**Aim:** Below are records to transcribe exactly, without their pictures.

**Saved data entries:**
-.-.-

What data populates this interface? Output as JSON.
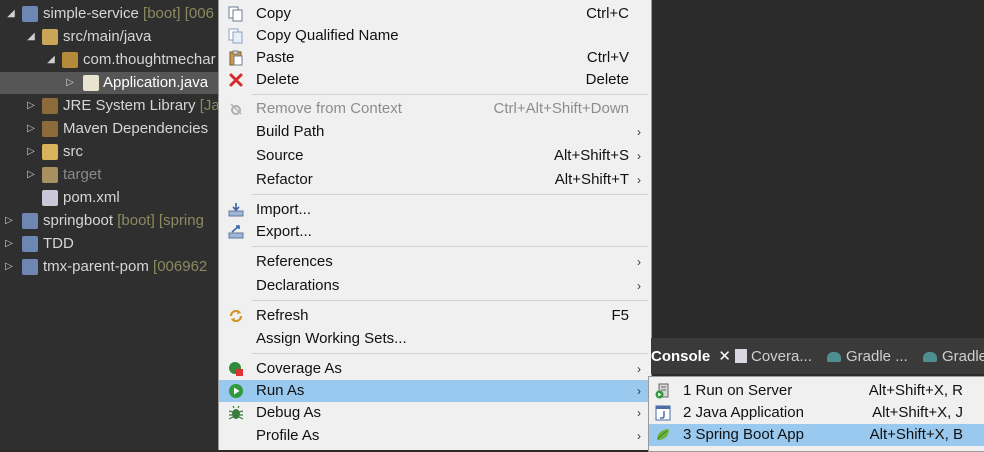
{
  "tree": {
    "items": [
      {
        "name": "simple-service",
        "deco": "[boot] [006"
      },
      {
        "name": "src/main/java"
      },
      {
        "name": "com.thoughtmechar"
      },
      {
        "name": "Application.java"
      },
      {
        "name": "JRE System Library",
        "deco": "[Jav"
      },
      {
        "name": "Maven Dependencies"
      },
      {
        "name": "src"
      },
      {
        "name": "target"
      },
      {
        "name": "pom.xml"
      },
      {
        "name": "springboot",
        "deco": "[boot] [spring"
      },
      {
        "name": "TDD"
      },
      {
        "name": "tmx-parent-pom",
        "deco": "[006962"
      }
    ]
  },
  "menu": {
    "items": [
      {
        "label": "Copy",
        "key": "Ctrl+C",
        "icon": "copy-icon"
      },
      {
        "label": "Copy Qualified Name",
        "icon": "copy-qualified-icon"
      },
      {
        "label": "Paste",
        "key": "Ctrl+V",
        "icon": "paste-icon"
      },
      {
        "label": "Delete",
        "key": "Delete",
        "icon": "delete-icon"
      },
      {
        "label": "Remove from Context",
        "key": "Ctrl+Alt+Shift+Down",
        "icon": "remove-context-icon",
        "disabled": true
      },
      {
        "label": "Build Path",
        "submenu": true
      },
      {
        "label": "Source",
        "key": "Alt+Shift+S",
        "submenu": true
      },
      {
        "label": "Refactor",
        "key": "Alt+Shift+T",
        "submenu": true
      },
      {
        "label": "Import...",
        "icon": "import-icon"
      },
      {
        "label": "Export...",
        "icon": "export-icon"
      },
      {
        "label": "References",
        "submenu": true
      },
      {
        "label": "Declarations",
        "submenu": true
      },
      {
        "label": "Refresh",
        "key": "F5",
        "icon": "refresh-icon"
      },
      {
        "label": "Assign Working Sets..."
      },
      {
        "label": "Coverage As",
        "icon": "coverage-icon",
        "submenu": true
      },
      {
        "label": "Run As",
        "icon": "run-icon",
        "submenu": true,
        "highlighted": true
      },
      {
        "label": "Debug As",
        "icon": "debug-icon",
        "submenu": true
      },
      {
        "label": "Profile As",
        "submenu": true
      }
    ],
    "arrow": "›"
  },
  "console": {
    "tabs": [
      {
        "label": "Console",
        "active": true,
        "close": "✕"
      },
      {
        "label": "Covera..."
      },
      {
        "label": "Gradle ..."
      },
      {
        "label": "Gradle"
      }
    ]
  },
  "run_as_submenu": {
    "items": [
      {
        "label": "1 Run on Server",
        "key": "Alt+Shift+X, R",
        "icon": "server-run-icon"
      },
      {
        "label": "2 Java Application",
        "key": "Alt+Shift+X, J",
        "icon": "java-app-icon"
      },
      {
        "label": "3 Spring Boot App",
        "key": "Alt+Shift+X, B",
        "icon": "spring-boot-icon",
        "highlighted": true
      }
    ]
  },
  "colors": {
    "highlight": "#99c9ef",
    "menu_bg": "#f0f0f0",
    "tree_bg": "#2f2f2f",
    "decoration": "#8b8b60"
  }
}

-.-.-

**Solved exercise:**
What data populates this interface? Output as JSON.
{
  "tree": {
    "items": [
      {
        "name": "simple-service",
        "deco": "[boot] [006"
      },
      {
        "name": "src/main/java"
      },
      {
        "name": "com.thoughtmechar"
      },
      {
        "name": "Application.java"
      },
      {
        "name": "JRE System Library",
        "deco": "[Jav"
      },
      {
        "name": "Maven Dependencies"
      },
      {
        "name": "src"
      },
      {
        "name": "target"
      },
      {
        "name": "pom.xml"
      },
      {
        "name": "springboot",
        "deco": "[boot] [spring"
      },
      {
        "name": "TDD"
      },
      {
        "name": "tmx-parent-pom",
        "deco": "[006962"
      }
    ]
  },
  "menu": {
    "items": [
      {
        "label": "Copy",
        "key": "Ctrl+C",
        "icon": "copy-icon"
      },
      {
        "label": "Copy Qualified Name",
        "icon": "copy-qualified-icon"
      },
      {
        "label": "Paste",
        "key": "Ctrl+V",
        "icon": "paste-icon"
      },
      {
        "label": "Delete",
        "key": "Delete",
        "icon": "delete-icon"
      },
      {
        "label": "Remove from Context",
        "key": "Ctrl+Alt+Shift+Down",
        "icon": "remove-context-icon",
        "disabled": true
      },
      {
        "label": "Build Path",
        "submenu": true
      },
      {
        "label": "Source",
        "key": "Alt+Shift+S",
        "submenu": true
      },
      {
        "label": "Refactor",
        "key": "Alt+Shift+T",
        "submenu": true
      },
      {
        "label": "Import...",
        "icon": "import-icon"
      },
      {
        "label": "Export...",
        "icon": "export-icon"
      },
      {
        "label": "References",
        "submenu": true
      },
      {
        "label": "Declarations",
        "submenu": true
      },
      {
        "label": "Refresh",
        "key": "F5",
        "icon": "refresh-icon"
      },
      {
        "label": "Assign Working Sets..."
      },
      {
        "label": "Coverage As",
        "icon": "coverage-icon",
        "submenu": true
      },
      {
        "label": "Run As",
        "icon": "run-icon",
        "submenu": true,
        "highlighted": true
      },
      {
        "label": "Debug As",
        "icon": "debug-icon",
        "submenu": true
      },
      {
        "label": "Profile As",
        "submenu": true
      }
    ],
    "arrow": "›"
  },
  "console": {
    "tabs": [
      {
        "label": "Console",
        "active": true,
        "close": "✕"
      },
      {
        "label": "Covera..."
      },
      {
        "label": "Gradle ..."
      },
      {
        "label": "Gradle"
      }
    ]
  },
  "run_as_submenu": {
    "items": [
      {
        "label": "1 Run on Server",
        "key": "Alt+Shift+X, R",
        "icon": "server-run-icon"
      },
      {
        "label": "2 Java Application",
        "key": "Alt+Shift+X, J",
        "icon": "java-app-icon"
      },
      {
        "label": "3 Spring Boot App",
        "key": "Alt+Shift+X, B",
        "icon": "spring-boot-icon",
        "highlighted": true
      }
    ]
  },
  "colors": {
    "highlight": "#99c9ef",
    "menu_bg": "#f0f0f0",
    "tree_bg": "#2f2f2f",
    "decoration": "#8b8b60"
  }
}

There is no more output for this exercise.